++++ Records to use ++++
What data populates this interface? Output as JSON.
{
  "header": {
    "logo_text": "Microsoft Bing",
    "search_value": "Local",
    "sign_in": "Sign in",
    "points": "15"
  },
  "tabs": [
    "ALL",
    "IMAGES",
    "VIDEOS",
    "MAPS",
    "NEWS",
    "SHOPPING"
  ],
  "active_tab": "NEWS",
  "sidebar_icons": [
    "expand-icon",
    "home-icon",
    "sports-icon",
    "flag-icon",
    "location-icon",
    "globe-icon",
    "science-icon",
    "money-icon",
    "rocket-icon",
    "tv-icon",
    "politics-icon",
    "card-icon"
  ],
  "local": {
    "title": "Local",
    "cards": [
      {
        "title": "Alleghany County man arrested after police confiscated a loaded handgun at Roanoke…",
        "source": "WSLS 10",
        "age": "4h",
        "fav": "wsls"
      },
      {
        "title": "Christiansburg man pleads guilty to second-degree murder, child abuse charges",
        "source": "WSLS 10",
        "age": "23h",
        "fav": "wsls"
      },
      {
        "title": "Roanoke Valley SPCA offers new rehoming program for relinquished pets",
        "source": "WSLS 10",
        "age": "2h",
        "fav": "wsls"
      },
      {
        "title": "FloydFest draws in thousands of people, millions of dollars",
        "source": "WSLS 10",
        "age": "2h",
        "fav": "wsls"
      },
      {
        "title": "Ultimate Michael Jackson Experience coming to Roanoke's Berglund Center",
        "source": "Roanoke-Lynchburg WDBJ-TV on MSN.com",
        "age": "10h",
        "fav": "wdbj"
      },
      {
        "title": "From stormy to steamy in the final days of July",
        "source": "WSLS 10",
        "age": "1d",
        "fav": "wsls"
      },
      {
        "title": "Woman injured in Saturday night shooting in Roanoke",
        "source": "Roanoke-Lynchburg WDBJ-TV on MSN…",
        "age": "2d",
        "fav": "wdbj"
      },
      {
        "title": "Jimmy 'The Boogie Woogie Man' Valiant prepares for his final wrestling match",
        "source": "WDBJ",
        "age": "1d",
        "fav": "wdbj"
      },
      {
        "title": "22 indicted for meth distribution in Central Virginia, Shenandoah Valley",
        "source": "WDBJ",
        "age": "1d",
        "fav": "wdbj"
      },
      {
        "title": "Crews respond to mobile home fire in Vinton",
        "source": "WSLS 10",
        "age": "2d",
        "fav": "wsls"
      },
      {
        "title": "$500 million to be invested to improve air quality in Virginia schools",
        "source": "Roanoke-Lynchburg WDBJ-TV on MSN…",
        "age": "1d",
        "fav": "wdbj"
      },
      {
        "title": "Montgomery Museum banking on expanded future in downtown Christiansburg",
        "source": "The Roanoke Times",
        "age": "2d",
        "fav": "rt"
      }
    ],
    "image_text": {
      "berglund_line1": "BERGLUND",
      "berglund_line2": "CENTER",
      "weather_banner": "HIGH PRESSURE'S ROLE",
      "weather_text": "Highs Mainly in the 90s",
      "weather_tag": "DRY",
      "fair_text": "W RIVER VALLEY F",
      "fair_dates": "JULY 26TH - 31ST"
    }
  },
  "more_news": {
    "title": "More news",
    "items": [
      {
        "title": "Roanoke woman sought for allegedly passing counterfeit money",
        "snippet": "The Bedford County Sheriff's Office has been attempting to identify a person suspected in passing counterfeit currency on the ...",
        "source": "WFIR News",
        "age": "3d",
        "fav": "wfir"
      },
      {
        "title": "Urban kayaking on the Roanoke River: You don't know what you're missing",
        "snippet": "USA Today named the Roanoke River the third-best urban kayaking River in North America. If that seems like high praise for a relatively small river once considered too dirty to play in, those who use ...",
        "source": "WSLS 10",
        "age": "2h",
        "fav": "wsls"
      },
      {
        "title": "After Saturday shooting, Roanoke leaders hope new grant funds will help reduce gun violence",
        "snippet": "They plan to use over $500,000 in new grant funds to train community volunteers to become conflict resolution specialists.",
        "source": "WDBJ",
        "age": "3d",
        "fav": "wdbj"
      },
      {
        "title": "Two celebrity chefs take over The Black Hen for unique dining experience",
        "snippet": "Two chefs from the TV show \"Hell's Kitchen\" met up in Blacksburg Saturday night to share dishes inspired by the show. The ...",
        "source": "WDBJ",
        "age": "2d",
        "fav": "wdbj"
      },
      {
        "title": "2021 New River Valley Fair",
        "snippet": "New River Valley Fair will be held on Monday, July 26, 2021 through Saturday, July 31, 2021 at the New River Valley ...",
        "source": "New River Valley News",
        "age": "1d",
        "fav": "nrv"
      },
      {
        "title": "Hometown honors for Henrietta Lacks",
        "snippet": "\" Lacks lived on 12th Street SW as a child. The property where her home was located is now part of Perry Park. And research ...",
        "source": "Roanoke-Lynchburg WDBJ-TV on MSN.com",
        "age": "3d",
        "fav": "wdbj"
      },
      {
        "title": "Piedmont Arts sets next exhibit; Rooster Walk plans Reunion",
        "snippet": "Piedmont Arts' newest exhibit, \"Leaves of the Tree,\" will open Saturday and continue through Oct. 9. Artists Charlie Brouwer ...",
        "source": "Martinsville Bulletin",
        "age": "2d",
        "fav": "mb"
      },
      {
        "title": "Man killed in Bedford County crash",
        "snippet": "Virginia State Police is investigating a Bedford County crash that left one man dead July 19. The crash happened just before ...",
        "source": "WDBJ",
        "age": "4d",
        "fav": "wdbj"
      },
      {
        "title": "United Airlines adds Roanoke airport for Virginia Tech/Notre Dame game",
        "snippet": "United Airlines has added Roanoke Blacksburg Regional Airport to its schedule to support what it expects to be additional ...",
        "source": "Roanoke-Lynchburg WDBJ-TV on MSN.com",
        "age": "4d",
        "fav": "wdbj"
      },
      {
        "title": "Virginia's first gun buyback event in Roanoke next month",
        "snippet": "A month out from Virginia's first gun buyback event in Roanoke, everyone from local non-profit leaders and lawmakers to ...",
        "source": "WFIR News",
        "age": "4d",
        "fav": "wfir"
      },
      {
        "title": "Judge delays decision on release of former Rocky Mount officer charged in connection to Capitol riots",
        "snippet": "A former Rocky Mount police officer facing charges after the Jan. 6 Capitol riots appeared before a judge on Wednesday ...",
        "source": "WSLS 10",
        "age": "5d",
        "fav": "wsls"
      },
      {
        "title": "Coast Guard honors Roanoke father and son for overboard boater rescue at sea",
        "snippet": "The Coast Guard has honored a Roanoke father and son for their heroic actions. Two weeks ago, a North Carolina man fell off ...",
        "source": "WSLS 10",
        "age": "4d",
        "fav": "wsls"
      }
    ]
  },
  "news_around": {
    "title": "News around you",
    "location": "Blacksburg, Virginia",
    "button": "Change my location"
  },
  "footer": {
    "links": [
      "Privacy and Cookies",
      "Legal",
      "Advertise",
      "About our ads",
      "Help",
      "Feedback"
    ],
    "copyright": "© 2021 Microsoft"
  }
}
++++
> Task to complete: Check each line of the records above for the string "Piedmont", and report every line that has it.

> Reply:
        "title": "Piedmont Arts sets next exhibit; Rooster Walk plans Reunion",
        "snippet": "Piedmont Arts' newest exhibit, \"Leaves of the Tree,\" will open Saturday and continue through Oct. 9. Artists Charlie Brouwer ...",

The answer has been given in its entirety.